Retype the material in full, keeping every word the same.
··· DATASET CONTENT ···
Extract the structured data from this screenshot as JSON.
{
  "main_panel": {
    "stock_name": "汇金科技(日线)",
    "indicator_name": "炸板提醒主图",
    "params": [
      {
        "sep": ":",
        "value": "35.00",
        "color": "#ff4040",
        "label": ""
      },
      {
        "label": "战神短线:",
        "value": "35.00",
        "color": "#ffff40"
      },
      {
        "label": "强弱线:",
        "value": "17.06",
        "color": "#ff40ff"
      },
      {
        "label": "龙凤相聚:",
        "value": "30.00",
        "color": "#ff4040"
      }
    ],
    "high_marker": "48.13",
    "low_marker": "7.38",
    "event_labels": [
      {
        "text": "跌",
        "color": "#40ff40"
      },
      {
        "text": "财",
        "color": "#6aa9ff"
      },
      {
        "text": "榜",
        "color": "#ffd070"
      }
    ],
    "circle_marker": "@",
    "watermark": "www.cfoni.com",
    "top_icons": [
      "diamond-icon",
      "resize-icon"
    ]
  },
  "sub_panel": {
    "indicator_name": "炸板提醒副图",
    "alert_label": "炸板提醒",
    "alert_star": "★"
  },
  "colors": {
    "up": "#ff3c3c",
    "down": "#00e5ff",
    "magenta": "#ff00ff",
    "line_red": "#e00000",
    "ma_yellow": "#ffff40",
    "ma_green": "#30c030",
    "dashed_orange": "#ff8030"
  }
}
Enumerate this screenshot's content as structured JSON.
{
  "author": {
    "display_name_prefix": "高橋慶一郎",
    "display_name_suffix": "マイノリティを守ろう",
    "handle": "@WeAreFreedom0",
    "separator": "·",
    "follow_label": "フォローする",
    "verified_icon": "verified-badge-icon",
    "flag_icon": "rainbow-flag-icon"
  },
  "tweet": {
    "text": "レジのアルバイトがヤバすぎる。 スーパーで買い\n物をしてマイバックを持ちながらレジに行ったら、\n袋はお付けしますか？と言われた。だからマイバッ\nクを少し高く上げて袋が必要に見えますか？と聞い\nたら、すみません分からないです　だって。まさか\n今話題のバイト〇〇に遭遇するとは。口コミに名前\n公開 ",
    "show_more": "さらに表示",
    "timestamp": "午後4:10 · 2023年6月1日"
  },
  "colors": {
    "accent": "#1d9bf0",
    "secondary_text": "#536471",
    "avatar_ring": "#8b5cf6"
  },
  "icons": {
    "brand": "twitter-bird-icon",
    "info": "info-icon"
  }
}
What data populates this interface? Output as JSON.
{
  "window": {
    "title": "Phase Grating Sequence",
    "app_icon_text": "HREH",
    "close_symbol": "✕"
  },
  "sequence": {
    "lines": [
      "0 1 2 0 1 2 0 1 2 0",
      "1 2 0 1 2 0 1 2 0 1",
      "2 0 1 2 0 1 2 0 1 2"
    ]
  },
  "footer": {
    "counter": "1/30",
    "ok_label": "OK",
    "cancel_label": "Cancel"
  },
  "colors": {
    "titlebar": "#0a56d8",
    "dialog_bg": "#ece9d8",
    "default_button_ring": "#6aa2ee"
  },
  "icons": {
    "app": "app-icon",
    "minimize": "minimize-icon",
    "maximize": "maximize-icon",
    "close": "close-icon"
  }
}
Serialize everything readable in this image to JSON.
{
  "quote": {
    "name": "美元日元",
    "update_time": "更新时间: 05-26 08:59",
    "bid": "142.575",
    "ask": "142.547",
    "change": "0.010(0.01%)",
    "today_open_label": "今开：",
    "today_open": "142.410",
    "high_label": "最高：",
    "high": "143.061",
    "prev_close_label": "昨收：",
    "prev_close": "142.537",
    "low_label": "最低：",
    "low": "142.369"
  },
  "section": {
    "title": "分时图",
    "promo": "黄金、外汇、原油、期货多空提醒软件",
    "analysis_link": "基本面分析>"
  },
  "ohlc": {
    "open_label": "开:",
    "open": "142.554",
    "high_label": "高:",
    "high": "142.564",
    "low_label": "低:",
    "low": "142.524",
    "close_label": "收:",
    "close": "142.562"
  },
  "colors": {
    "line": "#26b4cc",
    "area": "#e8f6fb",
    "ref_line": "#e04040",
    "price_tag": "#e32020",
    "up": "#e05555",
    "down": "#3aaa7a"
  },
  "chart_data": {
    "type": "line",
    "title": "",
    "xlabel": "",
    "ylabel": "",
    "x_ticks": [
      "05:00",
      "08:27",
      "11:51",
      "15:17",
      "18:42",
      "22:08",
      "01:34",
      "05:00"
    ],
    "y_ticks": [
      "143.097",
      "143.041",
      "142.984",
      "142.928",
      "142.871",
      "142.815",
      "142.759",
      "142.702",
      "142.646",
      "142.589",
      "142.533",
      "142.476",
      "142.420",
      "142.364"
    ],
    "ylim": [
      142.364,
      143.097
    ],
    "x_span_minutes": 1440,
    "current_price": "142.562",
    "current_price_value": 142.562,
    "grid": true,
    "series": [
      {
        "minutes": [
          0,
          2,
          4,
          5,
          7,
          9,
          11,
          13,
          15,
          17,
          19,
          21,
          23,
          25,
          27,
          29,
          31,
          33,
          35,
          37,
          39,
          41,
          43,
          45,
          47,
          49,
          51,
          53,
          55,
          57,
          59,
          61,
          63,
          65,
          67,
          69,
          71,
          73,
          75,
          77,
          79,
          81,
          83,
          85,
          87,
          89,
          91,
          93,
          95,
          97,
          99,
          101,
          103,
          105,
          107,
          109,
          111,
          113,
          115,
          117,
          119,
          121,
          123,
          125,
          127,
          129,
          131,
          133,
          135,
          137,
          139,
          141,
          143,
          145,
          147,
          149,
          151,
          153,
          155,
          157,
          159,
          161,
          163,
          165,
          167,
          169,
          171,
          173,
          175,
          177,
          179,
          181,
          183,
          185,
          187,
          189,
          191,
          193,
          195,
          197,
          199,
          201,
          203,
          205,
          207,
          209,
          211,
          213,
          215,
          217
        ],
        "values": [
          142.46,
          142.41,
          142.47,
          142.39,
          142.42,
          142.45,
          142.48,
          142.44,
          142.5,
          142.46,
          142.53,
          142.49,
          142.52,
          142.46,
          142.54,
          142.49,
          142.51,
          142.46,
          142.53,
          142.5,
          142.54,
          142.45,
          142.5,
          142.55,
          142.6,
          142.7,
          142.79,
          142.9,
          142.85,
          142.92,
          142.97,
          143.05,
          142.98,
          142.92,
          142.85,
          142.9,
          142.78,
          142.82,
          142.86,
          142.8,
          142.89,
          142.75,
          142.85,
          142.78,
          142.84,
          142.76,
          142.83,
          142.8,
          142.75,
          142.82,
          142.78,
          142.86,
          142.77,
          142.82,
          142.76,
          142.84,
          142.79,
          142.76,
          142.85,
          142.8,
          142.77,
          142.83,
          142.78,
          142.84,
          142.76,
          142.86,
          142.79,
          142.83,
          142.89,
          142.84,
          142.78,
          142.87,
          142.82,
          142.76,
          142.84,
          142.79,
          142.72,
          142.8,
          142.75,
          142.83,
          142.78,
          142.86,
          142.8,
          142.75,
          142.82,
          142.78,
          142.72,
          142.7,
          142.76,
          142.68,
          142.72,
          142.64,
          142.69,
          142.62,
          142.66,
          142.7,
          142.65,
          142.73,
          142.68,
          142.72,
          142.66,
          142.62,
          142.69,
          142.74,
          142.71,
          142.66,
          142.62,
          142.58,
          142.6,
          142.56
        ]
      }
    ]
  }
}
···
TASK RESULT.
Extract the structured data from this screenshot as JSON.
{
  "main_panel": {
    "stock_name": "汇金科技(日线)",
    "indicator_name": "炸板提醒主图",
    "params": [
      {
        "sep": ":",
        "value": "35.00",
        "color": "#ff4040",
        "label": ""
      },
      {
        "label": "战神短线:",
        "value": "35.00",
        "color": "#ffff40"
      },
      {
        "label": "强弱线:",
        "value": "17.06",
        "color": "#ff40ff"
      },
      {
        "label": "龙凤相聚:",
        "value": "30.00",
        "color": "#ff4040"
      }
    ],
    "high_marker": "48.13",
    "low_marker": "7.38",
    "event_labels": [
      {
        "text": "跌",
        "color": "#40ff40"
      },
      {
        "text": "财",
        "color": "#6aa9ff"
      },
      {
        "text": "榜",
        "color": "#ffd070"
      }
    ],
    "circle_marker": "@",
    "watermark": "www.cfoni.com",
    "top_icons": [
      "diamond-icon",
      "resize-icon"
    ]
  },
  "sub_panel": {
    "indicator_name": "炸板提醒副图",
    "alert_label": "炸板提醒",
    "alert_star": "★"
  },
  "colors": {
    "up": "#ff3c3c",
    "down": "#00e5ff",
    "magenta": "#ff00ff",
    "line_red": "#e00000",
    "ma_yellow": "#ffff40",
    "ma_green": "#30c030",
    "dashed_orange": "#ff8030"
  }
}
Enumerate this screenshot's content as structured JSON.
{
  "author": {
    "display_name_prefix": "高橋慶一郎",
    "display_name_suffix": "マイノリティを守ろう",
    "handle": "@WeAreFreedom0",
    "separator": "·",
    "follow_label": "フォローする",
    "verified_icon": "verified-badge-icon",
    "flag_icon": "rainbow-flag-icon"
  },
  "tweet": {
    "text": "レジのアルバイトがヤバすぎる。 スーパーで買い\n物をしてマイバックを持ちながらレジに行ったら、\n袋はお付けしますか？と言われた。だからマイバッ\nクを少し高く上げて袋が必要に見えますか？と聞い\nたら、すみません分からないです　だって。まさか\n今話題のバイト〇〇に遭遇するとは。口コミに名前\n公開 ",
    "show_more": "さらに表示",
    "timestamp": "午後4:10 · 2023年6月1日"
  },
  "colors": {
    "accent": "#1d9bf0",
    "secondary_text": "#536471",
    "avatar_ring": "#8b5cf6"
  },
  "icons": {
    "brand": "twitter-bird-icon",
    "info": "info-icon"
  }
}
What data populates this interface? Output as JSON.
{
  "window": {
    "title": "Phase Grating Sequence",
    "app_icon_text": "HREH",
    "close_symbol": "✕"
  },
  "sequence": {
    "lines": [
      "0 1 2 0 1 2 0 1 2 0",
      "1 2 0 1 2 0 1 2 0 1",
      "2 0 1 2 0 1 2 0 1 2"
    ]
  },
  "footer": {
    "counter": "1/30",
    "ok_label": "OK",
    "cancel_label": "Cancel"
  },
  "colors": {
    "titlebar": "#0a56d8",
    "dialog_bg": "#ece9d8",
    "default_button_ring": "#6aa2ee"
  },
  "icons": {
    "app": "app-icon",
    "minimize": "minimize-icon",
    "maximize": "maximize-icon",
    "close": "close-icon"
  }
}
Serialize everything readable in this image to JSON.
{
  "quote": {
    "name": "美元日元",
    "update_time": "更新时间: 05-26 08:59",
    "bid": "142.575",
    "ask": "142.547",
    "change": "0.010(0.01%)",
    "today_open_label": "今开：",
    "today_open": "142.410",
    "high_label": "最高：",
    "high": "143.061",
    "prev_close_label": "昨收：",
    "prev_close": "142.537",
    "low_label": "最低：",
    "low": "142.369"
  },
  "section": {
    "title": "分时图",
    "promo": "黄金、外汇、原油、期货多空提醒软件",
    "analysis_link": "基本面分析>"
  },
  "ohlc": {
    "open_label": "开:",
    "open": "142.554",
    "high_label": "高:",
    "high": "142.564",
    "low_label": "低:",
    "low": "142.524",
    "close_label": "收:",
    "close": "142.562"
  },
  "colors": {
    "line": "#26b4cc",
    "area": "#e8f6fb",
    "ref_line": "#e04040",
    "price_tag": "#e32020",
    "up": "#e05555",
    "down": "#3aaa7a"
  },
  "chart_data": {
    "type": "line",
    "title": "",
    "xlabel": "",
    "ylabel": "",
    "x_ticks": [
      "05:00",
      "08:27",
      "11:51",
      "15:17",
      "18:42",
      "22:08",
      "01:34",
      "05:00"
    ],
    "y_ticks": [
      "143.097",
      "143.041",
      "142.984",
      "142.928",
      "142.871",
      "142.815",
      "142.759",
      "142.702",
      "142.646",
      "142.589",
      "142.533",
      "142.476",
      "142.420",
      "142.364"
    ],
    "ylim": [
      142.364,
      143.097
    ],
    "x_span_minutes": 1440,
    "current_price": "142.562",
    "current_price_value": 142.562,
    "grid": true,
    "series": [
      {
        "minutes": [
          0,
          2,
          4,
          5,
          7,
          9,
          11,
          13,
          15,
          17,
          19,
          21,
          23,
          25,
          27,
          29,
          31,
          33,
          35,
          37,
          39,
          41,
          43,
          45,
          47,
          49,
          51,
          53,
          55,
          57,
          59,
          61,
          63,
          65,
          67,
          69,
          71,
          73,
          75,
          77,
          79,
          81,
          83,
          85,
          87,
          89,
          91,
          93,
          95,
          97,
          99,
          101,
          103,
          105,
          107,
          109,
          111,
          113,
          115,
          117,
          119,
          121,
          123,
          125,
          127,
          129,
          131,
          133,
          135,
          137,
          139,
          141,
          143,
          145,
          147,
          149,
          151,
          153,
          155,
          157,
          159,
          161,
          163,
          165,
          167,
          169,
          171,
          173,
          175,
          177,
          179,
          181,
          183,
          185,
          187,
          189,
          191,
          193,
          195,
          197,
          199,
          201,
          203,
          205,
          207,
          209,
          211,
          213,
          215,
          217
        ],
        "values": [
          142.46,
          142.41,
          142.47,
          142.39,
          142.42,
          142.45,
          142.48,
          142.44,
          142.5,
          142.46,
          142.53,
          142.49,
          142.52,
          142.46,
          142.54,
          142.49,
          142.51,
          142.46,
          142.53,
          142.5,
          142.54,
          142.45,
          142.5,
          142.55,
          142.6,
          142.7,
          142.79,
          142.9,
          142.85,
          142.92,
          142.97,
          143.05,
          142.98,
          142.92,
          142.85,
          142.9,
          142.78,
          142.82,
          142.86,
          142.8,
          142.89,
          142.75,
          142.85,
          142.78,
          142.84,
          142.76,
          142.83,
          142.8,
          142.75,
          142.82,
          142.78,
          142.86,
          142.77,
          142.82,
          142.76,
          142.84,
          142.79,
          142.76,
          142.85,
          142.8,
          142.77,
          142.83,
          142.78,
          142.84,
          142.76,
          142.86,
          142.79,
          142.83,
          142.89,
          142.84,
          142.78,
          142.87,
          142.82,
          142.76,
          142.84,
          142.79,
          142.72,
          142.8,
          142.75,
          142.83,
          142.78,
          142.86,
          142.8,
          142.75,
          142.82,
          142.78,
          142.72,
          142.7,
          142.76,
          142.68,
          142.72,
          142.64,
          142.69,
          142.62,
          142.66,
          142.7,
          142.65,
          142.73,
          142.68,
          142.72,
          142.66,
          142.62,
          142.69,
          142.74,
          142.71,
          142.66,
          142.62,
          142.58,
          142.6,
          142.56
        ]
      }
    ]
  }
}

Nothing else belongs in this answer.